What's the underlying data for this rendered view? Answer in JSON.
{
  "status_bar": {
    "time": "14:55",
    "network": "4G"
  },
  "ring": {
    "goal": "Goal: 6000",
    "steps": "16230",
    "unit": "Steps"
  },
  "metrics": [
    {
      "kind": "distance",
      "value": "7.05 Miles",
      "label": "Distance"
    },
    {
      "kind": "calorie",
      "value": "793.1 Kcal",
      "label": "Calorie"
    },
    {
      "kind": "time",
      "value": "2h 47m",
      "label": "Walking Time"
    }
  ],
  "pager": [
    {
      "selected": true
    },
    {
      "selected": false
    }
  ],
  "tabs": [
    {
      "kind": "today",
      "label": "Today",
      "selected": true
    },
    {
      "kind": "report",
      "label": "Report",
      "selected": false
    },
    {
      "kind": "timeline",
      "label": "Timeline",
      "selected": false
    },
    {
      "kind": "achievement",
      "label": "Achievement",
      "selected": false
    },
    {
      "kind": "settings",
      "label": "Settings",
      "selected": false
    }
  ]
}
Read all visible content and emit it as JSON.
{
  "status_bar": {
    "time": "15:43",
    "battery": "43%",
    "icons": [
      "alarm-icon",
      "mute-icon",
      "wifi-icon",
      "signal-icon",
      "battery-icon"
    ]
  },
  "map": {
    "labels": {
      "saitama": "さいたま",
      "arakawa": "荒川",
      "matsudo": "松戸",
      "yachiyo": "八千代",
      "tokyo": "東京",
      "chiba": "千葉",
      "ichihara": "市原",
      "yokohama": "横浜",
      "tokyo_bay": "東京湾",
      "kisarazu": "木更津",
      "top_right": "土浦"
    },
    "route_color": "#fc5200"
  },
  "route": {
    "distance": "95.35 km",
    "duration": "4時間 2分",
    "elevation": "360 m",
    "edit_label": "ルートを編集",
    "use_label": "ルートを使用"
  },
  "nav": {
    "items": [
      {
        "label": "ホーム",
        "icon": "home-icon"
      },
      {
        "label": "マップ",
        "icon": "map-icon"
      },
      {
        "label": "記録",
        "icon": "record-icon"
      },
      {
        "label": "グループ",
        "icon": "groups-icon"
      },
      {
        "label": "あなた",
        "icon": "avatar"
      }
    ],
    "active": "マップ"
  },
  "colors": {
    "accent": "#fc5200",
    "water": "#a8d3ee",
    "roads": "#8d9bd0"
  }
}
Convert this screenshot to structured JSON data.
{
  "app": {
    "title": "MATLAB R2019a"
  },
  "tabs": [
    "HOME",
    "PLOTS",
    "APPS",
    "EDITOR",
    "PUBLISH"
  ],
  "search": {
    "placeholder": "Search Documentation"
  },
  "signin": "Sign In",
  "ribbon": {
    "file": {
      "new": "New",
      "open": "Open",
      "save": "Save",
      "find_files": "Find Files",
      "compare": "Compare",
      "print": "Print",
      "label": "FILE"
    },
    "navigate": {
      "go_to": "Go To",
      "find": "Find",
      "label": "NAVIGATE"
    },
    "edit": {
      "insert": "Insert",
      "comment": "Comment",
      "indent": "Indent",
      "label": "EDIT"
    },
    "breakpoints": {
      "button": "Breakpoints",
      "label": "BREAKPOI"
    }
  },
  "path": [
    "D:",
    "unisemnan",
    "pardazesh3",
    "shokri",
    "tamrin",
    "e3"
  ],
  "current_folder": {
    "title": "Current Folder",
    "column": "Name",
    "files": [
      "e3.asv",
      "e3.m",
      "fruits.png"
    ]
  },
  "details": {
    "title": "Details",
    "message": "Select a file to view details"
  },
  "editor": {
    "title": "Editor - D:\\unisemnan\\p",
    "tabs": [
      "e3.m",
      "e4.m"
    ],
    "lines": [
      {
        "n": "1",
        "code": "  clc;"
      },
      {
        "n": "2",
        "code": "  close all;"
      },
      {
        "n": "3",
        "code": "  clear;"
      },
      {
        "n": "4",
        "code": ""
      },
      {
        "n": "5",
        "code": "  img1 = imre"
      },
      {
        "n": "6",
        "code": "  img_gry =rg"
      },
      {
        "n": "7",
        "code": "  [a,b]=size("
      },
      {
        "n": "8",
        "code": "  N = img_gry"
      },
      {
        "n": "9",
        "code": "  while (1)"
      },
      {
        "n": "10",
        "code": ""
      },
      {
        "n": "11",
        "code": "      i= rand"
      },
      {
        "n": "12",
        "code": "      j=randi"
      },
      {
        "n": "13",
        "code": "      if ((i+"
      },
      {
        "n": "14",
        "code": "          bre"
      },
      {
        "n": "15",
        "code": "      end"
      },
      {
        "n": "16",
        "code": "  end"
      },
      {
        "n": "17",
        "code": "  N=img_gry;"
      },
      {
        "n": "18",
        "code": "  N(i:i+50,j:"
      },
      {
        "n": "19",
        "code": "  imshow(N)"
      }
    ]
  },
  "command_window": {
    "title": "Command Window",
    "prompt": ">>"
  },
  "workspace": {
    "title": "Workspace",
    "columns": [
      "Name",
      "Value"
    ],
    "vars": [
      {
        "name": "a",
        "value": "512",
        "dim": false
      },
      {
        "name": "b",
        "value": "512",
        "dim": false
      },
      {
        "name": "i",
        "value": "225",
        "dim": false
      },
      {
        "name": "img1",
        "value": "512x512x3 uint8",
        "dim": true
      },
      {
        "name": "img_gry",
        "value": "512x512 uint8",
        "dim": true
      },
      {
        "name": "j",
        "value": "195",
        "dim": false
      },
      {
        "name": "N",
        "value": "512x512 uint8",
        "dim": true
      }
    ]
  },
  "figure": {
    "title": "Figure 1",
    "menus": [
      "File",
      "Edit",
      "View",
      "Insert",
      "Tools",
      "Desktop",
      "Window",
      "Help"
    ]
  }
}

# # # #

Written exercise:
Please copy out each record, character for character.

Answer to the exercise:
What's the underlying data for this rendered view? Answer in JSON.
{
  "status_bar": {
    "time": "14:55",
    "network": "4G"
  },
  "ring": {
    "goal": "Goal: 6000",
    "steps": "16230",
    "unit": "Steps"
  },
  "metrics": [
    {
      "kind": "distance",
      "value": "7.05 Miles",
      "label": "Distance"
    },
    {
      "kind": "calorie",
      "value": "793.1 Kcal",
      "label": "Calorie"
    },
    {
      "kind": "time",
      "value": "2h 47m",
      "label": "Walking Time"
    }
  ],
  "pager": [
    {
      "selected": true
    },
    {
      "selected": false
    }
  ],
  "tabs": [
    {
      "kind": "today",
      "label": "Today",
      "selected": true
    },
    {
      "kind": "report",
      "label": "Report",
      "selected": false
    },
    {
      "kind": "timeline",
      "label": "Timeline",
      "selected": false
    },
    {
      "kind": "achievement",
      "label": "Achievement",
      "selected": false
    },
    {
      "kind": "settings",
      "label": "Settings",
      "selected": false
    }
  ]
}
Read all visible content and emit it as JSON.
{
  "status_bar": {
    "time": "15:43",
    "battery": "43%",
    "icons": [
      "alarm-icon",
      "mute-icon",
      "wifi-icon",
      "signal-icon",
      "battery-icon"
    ]
  },
  "map": {
    "labels": {
      "saitama": "さいたま",
      "arakawa": "荒川",
      "matsudo": "松戸",
      "yachiyo": "八千代",
      "tokyo": "東京",
      "chiba": "千葉",
      "ichihara": "市原",
      "yokohama": "横浜",
      "tokyo_bay": "東京湾",
      "kisarazu": "木更津",
      "top_right": "土浦"
    },
    "route_color": "#fc5200"
  },
  "route": {
    "distance": "95.35 km",
    "duration": "4時間 2分",
    "elevation": "360 m",
    "edit_label": "ルートを編集",
    "use_label": "ルートを使用"
  },
  "nav": {
    "items": [
      {
        "label": "ホーム",
        "icon": "home-icon"
      },
      {
        "label": "マップ",
        "icon": "map-icon"
      },
      {
        "label": "記録",
        "icon": "record-icon"
      },
      {
        "label": "グループ",
        "icon": "groups-icon"
      },
      {
        "label": "あなた",
        "icon": "avatar"
      }
    ],
    "active": "マップ"
  },
  "colors": {
    "accent": "#fc5200",
    "water": "#a8d3ee",
    "roads": "#8d9bd0"
  }
}
Convert this screenshot to structured JSON data.
{
  "app": {
    "title": "MATLAB R2019a"
  },
  "tabs": [
    "HOME",
    "PLOTS",
    "APPS",
    "EDITOR",
    "PUBLISH"
  ],
  "search": {
    "placeholder": "Search Documentation"
  },
  "signin": "Sign In",
  "ribbon": {
    "file": {
      "new": "New",
      "open": "Open",
      "save": "Save",
      "find_files": "Find Files",
      "compare": "Compare",
      "print": "Print",
      "label": "FILE"
    },
    "navigate": {
      "go_to": "Go To",
      "find": "Find",
      "label": "NAVIGATE"
    },
    "edit": {
      "insert": "Insert",
      "comment": "Comment",
      "indent": "Indent",
      "label": "EDIT"
    },
    "breakpoints": {
      "button": "Breakpoints",
      "label": "BREAKPOI"
    }
  },
  "path": [
    "D:",
    "unisemnan",
    "pardazesh3",
    "shokri",
    "tamrin",
    "e3"
  ],
  "current_folder": {
    "title": "Current Folder",
    "column": "Name",
    "files": [
      "e3.asv",
      "e3.m",
      "fruits.png"
    ]
  },
  "details": {
    "title": "Details",
    "message": "Select a file to view details"
  },
  "editor": {
    "title": "Editor - D:\\unisemnan\\p",
    "tabs": [
      "e3.m",
      "e4.m"
    ],
    "lines": [
      {
        "n": "1",
        "code": "  clc;"
      },
      {
        "n": "2",
        "code": "  close all;"
      },
      {
        "n": "3",
        "code": "  clear;"
      },
      {
        "n": "4",
        "code": ""
      },
      {
        "n": "5",
        "code": "  img1 = imre"
      },
      {
        "n": "6",
        "code": "  img_gry =rg"
      },
      {
        "n": "7",
        "code": "  [a,b]=size("
      },
      {
        "n": "8",
        "code": "  N = img_gry"
      },
      {
        "n": "9",
        "code": "  while (1)"
      },
      {
        "n": "10",
        "code": ""
      },
      {
        "n": "11",
        "code": "      i= rand"
      },
      {
        "n": "12",
        "code": "      j=randi"
      },
      {
        "n": "13",
        "code": "      if ((i+"
      },
      {
        "n": "14",
        "code": "          bre"
      },
      {
        "n": "15",
        "code": "      end"
      },
      {
        "n": "16",
        "code": "  end"
      },
      {
        "n": "17",
        "code": "  N=img_gry;"
      },
      {
        "n": "18",
        "code": "  N(i:i+50,j:"
      },
      {
        "n": "19",
        "code": "  imshow(N)"
      }
    ]
  },
  "command_window": {
    "title": "Command Window",
    "prompt": ">>"
  },
  "workspace": {
    "title": "Workspace",
    "columns": [
      "Name",
      "Value"
    ],
    "vars": [
      {
        "name": "a",
        "value": "512",
        "dim": false
      },
      {
        "name": "b",
        "value": "512",
        "dim": false
      },
      {
        "name": "i",
        "value": "225",
        "dim": false
      },
      {
        "name": "img1",
        "value": "512x512x3 uint8",
        "dim": true
      },
      {
        "name": "img_gry",
        "value": "512x512 uint8",
        "dim": true
      },
      {
        "name": "j",
        "value": "195",
        "dim": false
      },
      {
        "name": "N",
        "value": "512x512 uint8",
        "dim": true
      }
    ]
  },
  "figure": {
    "title": "Figure 1",
    "menus": [
      "File",
      "Edit",
      "View",
      "Insert",
      "Tools",
      "Desktop",
      "Window",
      "Help"
    ]
  }
}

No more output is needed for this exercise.